THE TASK -
Locate the lines of the listing below that hold "mandibular", then copy each of them.
++++ DATA SHOWN
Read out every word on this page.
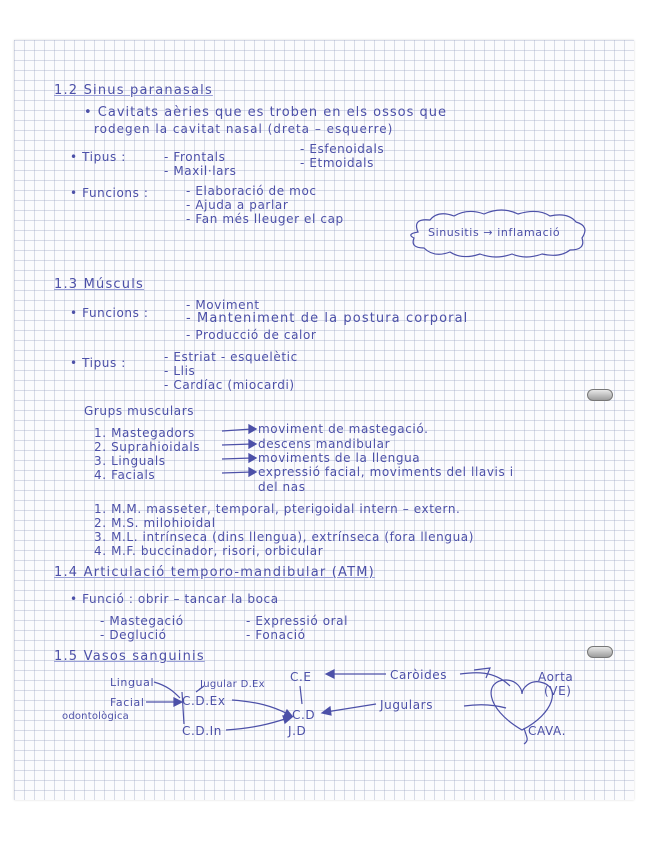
1.2 Sinus paranasals
• Cavitats aèries que es troben en els ossos que
rodegen la cavitat nasal (dreta – esquerre)
• Tipus :	- Frontals
- Maxil·lars
- Esfenoidals
- Etmoidals
• Funcions :	- Elaboració de moc
- Ajuda a parlar
- Fan més lleuger el cap
Sinusitis → inflamació
1.3 Músculs
• Funcions :
- Moviment
- Manteniment de la postura corporal
- Producció de calor
• Tipus :	- Estriat - esquelètic
- Llis
- Cardíac (miocardi)
Grups musculars
1. Mastegadors	moviment de mastegació.
2. Suprahioidals	descens mandibular
3. Linguals	moviments de la llengua
4. Facials	expressió facial, moviments del llavis i
del nas
1. M.M. masseter, temporal, pterigoidal intern – extern.
2. M.S. milohioidal
3. M.L. intrínseca (dins llengua), extrínseca (fora llengua)
4. M.F. buccinador, risori, orbicular
1.4 Articulació temporo-mandibular (ATM)
• Funció : obrir – tancar la boca
- Mastegació
- Deglució
- Expressió oral
- Fonació
1.5 Vasos sanguinis
Lingual	Jugular D.Ex
C.E	Caròides	Aorta
(VE)
Facial	C.D.Ex
odontològica	C.D
Jugulars
C.D.In	J.D	CAVA.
++++++++
EXPECTED OUTPUT -
2. Suprahioidals	descens mandibular
1.4 Articulació temporo-mandibular (ATM)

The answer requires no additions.